Copy out the entries below, beginning with the first one and ending with the line containing "button[interactable]: Previous [33,273,51,291]", including both.

⁂

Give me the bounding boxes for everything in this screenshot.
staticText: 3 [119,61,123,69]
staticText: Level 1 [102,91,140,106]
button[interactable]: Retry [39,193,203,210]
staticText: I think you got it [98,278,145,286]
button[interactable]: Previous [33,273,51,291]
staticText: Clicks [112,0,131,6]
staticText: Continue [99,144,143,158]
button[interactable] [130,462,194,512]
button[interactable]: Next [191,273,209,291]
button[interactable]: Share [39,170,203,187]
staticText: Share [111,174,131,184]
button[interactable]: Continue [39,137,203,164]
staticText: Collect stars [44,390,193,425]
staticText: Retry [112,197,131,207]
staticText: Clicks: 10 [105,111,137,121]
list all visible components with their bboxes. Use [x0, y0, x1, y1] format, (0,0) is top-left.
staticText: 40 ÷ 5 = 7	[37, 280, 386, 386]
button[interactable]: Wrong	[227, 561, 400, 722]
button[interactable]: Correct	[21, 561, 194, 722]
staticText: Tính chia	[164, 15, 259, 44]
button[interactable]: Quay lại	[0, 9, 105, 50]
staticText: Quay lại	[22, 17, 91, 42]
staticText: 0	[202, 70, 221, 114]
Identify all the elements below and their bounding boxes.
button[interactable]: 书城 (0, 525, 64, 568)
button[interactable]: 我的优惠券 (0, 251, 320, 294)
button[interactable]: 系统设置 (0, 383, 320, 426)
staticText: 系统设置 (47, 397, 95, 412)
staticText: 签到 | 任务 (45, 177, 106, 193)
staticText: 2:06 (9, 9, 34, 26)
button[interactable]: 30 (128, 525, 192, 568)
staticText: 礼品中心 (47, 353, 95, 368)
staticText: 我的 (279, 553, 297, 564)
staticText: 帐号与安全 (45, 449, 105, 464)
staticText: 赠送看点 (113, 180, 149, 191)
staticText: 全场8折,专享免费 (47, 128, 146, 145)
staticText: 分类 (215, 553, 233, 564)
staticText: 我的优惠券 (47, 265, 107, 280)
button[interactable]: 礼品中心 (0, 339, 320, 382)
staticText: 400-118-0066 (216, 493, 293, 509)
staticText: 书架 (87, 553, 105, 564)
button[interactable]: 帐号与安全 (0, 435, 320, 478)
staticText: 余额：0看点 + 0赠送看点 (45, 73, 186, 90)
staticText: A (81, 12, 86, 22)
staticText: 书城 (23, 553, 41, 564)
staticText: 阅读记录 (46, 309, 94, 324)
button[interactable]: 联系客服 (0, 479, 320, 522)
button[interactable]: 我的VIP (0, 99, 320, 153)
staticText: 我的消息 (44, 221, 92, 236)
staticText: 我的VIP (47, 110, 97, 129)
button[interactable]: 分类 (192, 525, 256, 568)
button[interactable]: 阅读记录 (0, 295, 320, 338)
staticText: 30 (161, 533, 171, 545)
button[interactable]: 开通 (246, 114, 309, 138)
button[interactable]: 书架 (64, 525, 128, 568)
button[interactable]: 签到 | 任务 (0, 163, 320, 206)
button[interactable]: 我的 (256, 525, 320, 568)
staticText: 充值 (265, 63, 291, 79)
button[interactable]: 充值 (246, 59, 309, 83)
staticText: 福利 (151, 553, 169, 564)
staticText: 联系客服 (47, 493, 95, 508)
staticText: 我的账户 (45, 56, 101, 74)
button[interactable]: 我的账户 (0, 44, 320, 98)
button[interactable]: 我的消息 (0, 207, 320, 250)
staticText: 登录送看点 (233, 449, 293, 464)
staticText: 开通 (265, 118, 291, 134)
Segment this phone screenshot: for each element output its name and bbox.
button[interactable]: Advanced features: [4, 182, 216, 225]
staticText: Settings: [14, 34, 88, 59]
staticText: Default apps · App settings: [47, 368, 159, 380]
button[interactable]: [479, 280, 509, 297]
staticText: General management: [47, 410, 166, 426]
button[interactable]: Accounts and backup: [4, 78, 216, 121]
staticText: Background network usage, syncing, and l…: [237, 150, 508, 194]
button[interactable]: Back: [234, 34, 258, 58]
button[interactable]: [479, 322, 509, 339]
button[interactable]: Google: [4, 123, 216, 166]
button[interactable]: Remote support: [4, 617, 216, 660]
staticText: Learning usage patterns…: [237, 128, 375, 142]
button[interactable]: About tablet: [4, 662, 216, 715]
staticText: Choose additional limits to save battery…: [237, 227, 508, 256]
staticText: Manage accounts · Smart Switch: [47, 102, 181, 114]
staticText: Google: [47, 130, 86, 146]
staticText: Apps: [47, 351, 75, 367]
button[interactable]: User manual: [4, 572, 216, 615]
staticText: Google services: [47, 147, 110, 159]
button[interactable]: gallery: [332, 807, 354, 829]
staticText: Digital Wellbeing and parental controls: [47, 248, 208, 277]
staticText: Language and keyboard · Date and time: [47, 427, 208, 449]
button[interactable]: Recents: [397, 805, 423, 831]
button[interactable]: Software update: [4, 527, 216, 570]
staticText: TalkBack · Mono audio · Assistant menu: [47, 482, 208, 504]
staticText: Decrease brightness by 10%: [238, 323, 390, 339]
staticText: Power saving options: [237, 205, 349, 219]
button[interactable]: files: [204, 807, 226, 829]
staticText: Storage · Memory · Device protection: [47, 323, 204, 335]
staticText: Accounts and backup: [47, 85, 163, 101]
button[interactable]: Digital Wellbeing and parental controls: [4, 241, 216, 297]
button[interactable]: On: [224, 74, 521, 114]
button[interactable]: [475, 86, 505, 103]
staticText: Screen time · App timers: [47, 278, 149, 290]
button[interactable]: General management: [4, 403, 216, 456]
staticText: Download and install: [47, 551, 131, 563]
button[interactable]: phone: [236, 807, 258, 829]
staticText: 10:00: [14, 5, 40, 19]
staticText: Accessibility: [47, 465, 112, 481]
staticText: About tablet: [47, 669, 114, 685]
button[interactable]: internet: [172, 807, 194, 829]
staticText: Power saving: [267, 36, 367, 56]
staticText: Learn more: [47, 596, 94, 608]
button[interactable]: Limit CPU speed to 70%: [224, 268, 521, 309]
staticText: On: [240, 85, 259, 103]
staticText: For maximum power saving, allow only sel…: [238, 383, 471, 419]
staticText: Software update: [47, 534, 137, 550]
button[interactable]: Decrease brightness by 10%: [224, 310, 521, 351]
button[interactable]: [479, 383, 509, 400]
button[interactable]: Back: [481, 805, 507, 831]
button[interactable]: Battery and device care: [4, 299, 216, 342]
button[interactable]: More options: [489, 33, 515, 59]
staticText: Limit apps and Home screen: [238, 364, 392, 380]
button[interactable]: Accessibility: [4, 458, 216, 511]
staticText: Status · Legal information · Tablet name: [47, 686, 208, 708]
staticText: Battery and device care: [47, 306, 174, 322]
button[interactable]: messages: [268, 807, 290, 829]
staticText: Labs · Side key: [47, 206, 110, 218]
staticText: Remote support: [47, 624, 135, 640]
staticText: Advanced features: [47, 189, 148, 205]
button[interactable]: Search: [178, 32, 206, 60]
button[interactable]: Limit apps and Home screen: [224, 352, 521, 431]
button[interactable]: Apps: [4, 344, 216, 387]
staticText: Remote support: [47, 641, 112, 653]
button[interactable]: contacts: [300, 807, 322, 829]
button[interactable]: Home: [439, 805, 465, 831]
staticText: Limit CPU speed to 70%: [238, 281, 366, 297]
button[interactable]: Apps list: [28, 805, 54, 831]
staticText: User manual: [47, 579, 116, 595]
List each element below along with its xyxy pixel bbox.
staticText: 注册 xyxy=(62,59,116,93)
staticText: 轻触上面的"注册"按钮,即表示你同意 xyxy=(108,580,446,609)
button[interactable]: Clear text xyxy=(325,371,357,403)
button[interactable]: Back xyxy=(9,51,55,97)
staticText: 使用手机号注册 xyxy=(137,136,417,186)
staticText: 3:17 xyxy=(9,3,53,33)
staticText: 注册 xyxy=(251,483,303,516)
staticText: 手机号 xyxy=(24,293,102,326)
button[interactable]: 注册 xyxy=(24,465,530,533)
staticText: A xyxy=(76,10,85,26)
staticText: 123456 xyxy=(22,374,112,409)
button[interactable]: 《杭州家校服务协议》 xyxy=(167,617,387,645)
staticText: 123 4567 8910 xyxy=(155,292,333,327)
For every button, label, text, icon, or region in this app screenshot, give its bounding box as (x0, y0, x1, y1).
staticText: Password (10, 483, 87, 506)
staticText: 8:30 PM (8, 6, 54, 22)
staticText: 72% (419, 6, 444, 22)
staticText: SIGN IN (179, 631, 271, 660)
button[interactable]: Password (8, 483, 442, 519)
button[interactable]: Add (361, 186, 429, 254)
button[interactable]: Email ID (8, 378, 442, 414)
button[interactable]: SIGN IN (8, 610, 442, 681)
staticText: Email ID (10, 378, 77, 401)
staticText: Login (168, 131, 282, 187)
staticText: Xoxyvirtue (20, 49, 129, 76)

⁂

SOLUTION TO THIS EXERCISE:
Give me the bounding boxes for everything in this screenshot.
staticText: 3 [119,61,123,69]
staticText: Level 1 [102,91,140,106]
button[interactable]: Retry [39,193,203,210]
staticText: I think you got it [98,278,145,286]
button[interactable]: Previous [33,273,51,291]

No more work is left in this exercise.